Request: Each entry must appear again exactly as it does in the source.

Material shown:
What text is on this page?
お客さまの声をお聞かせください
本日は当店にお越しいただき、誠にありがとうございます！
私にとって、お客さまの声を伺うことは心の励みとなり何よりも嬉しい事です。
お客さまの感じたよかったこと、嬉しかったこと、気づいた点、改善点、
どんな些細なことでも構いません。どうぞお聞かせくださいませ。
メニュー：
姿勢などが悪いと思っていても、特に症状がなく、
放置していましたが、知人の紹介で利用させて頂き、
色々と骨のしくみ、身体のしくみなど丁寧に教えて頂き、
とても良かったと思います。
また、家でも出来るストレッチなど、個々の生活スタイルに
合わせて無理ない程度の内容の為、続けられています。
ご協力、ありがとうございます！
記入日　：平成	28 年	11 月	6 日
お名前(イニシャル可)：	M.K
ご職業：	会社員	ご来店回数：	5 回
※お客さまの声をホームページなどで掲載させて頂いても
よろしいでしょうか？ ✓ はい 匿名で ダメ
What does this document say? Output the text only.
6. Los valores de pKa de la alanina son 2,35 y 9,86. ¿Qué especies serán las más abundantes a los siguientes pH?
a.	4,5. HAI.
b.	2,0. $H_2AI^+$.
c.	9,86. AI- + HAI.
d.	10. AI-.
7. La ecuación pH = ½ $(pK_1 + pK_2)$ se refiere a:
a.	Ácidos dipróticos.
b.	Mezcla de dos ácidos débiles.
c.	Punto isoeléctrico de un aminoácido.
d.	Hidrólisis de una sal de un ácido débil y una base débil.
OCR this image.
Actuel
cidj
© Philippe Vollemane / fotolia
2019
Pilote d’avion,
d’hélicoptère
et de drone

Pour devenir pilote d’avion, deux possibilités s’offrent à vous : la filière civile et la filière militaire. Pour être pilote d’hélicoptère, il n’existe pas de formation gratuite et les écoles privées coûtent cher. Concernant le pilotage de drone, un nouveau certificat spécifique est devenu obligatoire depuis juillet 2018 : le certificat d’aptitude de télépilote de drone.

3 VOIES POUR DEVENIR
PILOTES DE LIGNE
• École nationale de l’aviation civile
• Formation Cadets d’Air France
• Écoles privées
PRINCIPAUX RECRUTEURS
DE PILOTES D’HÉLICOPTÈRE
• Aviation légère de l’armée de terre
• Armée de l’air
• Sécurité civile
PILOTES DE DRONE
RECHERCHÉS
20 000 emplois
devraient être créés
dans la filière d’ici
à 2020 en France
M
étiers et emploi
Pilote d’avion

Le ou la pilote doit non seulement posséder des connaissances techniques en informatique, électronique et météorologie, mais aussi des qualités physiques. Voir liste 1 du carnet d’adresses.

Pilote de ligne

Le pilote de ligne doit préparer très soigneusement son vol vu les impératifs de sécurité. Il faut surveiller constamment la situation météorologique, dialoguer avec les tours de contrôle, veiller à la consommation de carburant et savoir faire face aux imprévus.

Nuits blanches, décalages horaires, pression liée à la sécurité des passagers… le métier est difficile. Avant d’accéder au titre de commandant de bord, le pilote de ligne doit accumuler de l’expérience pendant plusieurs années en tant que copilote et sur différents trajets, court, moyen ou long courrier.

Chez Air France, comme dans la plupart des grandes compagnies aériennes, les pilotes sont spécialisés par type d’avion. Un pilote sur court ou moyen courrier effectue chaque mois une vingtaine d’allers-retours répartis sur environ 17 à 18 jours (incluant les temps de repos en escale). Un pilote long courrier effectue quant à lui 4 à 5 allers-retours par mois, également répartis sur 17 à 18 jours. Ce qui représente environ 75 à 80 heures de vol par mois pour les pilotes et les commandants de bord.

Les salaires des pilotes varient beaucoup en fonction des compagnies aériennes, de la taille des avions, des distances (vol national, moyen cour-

The response:
What text is on this page?
お客さまの声をお聞かせください
本日は当店にお越しいただき、誠にありがとうございます！
私にとって、お客さまの声を伺うことは心の励みとなり何よりも嬉しい事です。
お客さまの感じたよかったこと、嬉しかったこと、気づいた点、改善点、
どんな些細なことでも構いません。どうぞお聞かせくださいませ。
メニュー：
姿勢などが悪いと思っていても、特に症状がなく、
放置していましたが、知人の紹介で利用させて頂き、
色々と骨のしくみ、身体のしくみなど丁寧に教えて頂き、
とても良かったと思います。
また、家でも出来るストレッチなど、個々の生活スタイルに
合わせて無理ない程度の内容の為、続けられています。
ご協力、ありがとうございます！
記入日　：平成	28 年	11 月	6 日
お名前(イニシャル可)：	M.K
ご職業：	会社員	ご来店回数：	5 回
※お客さまの声をホームページなどで掲載させて頂いても
よろしいでしょうか？ ✓ はい 匿名で ダメ
What does this document say? Output the text only.
6. Los valores de pKa de la alanina son 2,35 y 9,86. ¿Qué especies serán las más abundantes a los siguientes pH?
a.	4,5. HAI.
b.	2,0. $H_2AI^+$.
c.	9,86. AI- + HAI.
d.	10. AI-.
7. La ecuación pH = ½ $(pK_1 + pK_2)$ se refiere a:
a.	Ácidos dipróticos.
b.	Mezcla de dos ácidos débiles.
c.	Punto isoeléctrico de un aminoácido.
d.	Hidrólisis de una sal de un ácido débil y una base débil.
OCR this image.
Actuel
cidj
© Philippe Vollemane / fotolia
2019
Pilote d’avion,
d’hélicoptère
et de drone

Pour devenir pilote d’avion, deux possibilités s’offrent à vous : la filière civile et la filière militaire. Pour être pilote d’hélicoptère, il n’existe pas de formation gratuite et les écoles privées coûtent cher. Concernant le pilotage de drone, un nouveau certificat spécifique est devenu obligatoire depuis juillet 2018 : le certificat d’aptitude de télépilote de drone.

3 VOIES POUR DEVENIR
PILOTES DE LIGNE
• École nationale de l’aviation civile
• Formation Cadets d’Air France
• Écoles privées
PRINCIPAUX RECRUTEURS
DE PILOTES D’HÉLICOPTÈRE
• Aviation légère de l’armée de terre
• Armée de l’air
• Sécurité civile
PILOTES DE DRONE
RECHERCHÉS
20 000 emplois
devraient être créés
dans la filière d’ici
à 2020 en France
M
étiers et emploi
Pilote d’avion

Le ou la pilote doit non seulement posséder des connaissances techniques en informatique, électronique et météorologie, mais aussi des qualités physiques. Voir liste 1 du carnet d’adresses.

Pilote de ligne

Le pilote de ligne doit préparer très soigneusement son vol vu les impératifs de sécurité. Il faut surveiller constamment la situation météorologique, dialoguer avec les tours de contrôle, veiller à la consommation de carburant et savoir faire face aux imprévus.

Nuits blanches, décalages horaires, pression liée à la sécurité des passagers… le métier est difficile. Avant d’accéder au titre de commandant de bord, le pilote de ligne doit accumuler de l’expérience pendant plusieurs années en tant que copilote et sur différents trajets, court, moyen ou long courrier.

Chez Air France, comme dans la plupart des grandes compagnies aériennes, les pilotes sont spécialisés par type d’avion. Un pilote sur court ou moyen courrier effectue chaque mois une vingtaine d’allers-retours répartis sur environ 17 à 18 jours (incluant les temps de repos en escale). Un pilote long courrier effectue quant à lui 4 à 5 allers-retours par mois, également répartis sur 17 à 18 jours. Ce qui représente environ 75 à 80 heures de vol par mois pour les pilotes et les commandants de bord.

Les salaires des pilotes varient beaucoup en fonction des compagnies aériennes, de la taille des avions, des distances (vol national, moyen cour-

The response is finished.